◆ Given exercise ◆
Keep only those lines of the records that include the string "title".

Stored data entries
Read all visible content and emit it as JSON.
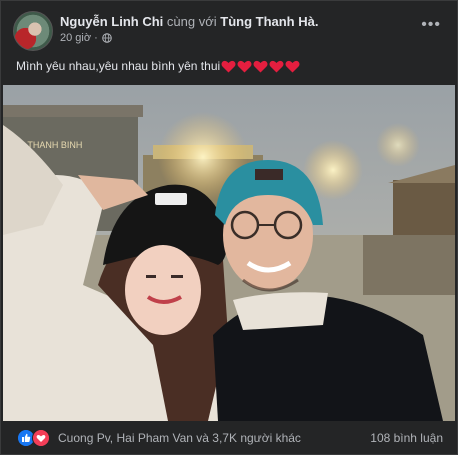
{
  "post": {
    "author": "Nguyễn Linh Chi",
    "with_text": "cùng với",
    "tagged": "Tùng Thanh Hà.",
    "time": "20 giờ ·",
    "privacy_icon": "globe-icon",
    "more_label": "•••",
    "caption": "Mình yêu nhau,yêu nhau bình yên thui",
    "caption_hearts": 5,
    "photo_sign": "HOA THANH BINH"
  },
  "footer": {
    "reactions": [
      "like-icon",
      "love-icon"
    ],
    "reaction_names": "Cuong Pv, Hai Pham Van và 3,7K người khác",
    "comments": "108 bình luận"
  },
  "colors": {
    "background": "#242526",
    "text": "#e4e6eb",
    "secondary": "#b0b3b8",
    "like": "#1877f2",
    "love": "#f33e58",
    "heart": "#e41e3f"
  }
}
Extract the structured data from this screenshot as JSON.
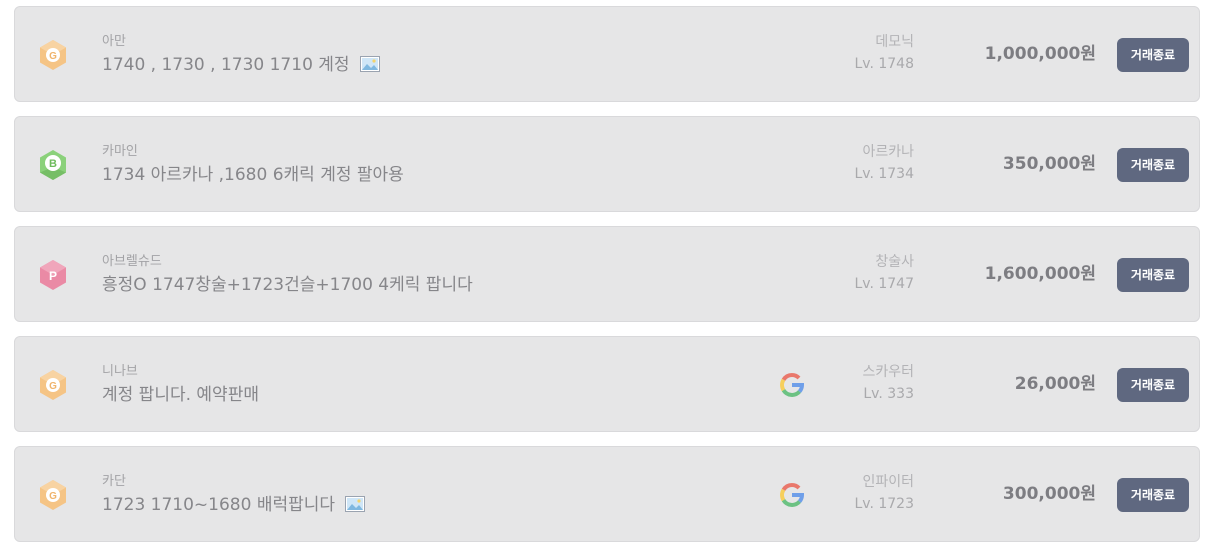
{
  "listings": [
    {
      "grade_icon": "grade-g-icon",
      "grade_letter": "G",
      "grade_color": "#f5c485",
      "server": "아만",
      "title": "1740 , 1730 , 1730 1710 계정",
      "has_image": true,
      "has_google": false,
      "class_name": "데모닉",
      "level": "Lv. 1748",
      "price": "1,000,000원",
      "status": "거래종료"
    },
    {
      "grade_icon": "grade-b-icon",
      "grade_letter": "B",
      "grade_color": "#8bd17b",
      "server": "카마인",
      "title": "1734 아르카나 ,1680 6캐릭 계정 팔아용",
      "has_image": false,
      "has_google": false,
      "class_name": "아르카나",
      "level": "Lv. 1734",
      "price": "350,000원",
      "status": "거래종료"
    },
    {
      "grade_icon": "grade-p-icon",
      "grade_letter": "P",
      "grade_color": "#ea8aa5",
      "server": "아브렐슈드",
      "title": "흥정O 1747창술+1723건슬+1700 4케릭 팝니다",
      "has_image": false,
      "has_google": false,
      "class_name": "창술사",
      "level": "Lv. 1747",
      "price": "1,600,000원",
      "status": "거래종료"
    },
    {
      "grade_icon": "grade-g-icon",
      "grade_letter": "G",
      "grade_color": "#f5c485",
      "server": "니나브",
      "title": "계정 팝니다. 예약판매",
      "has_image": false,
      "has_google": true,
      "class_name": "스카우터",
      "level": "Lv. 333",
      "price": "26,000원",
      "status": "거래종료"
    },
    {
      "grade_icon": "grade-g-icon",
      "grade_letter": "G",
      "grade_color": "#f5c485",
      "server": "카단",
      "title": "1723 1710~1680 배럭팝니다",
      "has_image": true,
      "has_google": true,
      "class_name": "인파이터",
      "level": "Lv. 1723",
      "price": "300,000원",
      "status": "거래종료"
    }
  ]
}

◆ Result ◆
      "title": "1740 , 1730 , 1730 1710 계정",
      "title": "1734 아르카나 ,1680 6캐릭 계정 팔아용",
      "title": "흥정O 1747창술+1723건슬+1700 4케릭 팝니다",
      "title": "계정 팝니다. 예약판매",
      "title": "1723 1710~1680 배럭팝니다",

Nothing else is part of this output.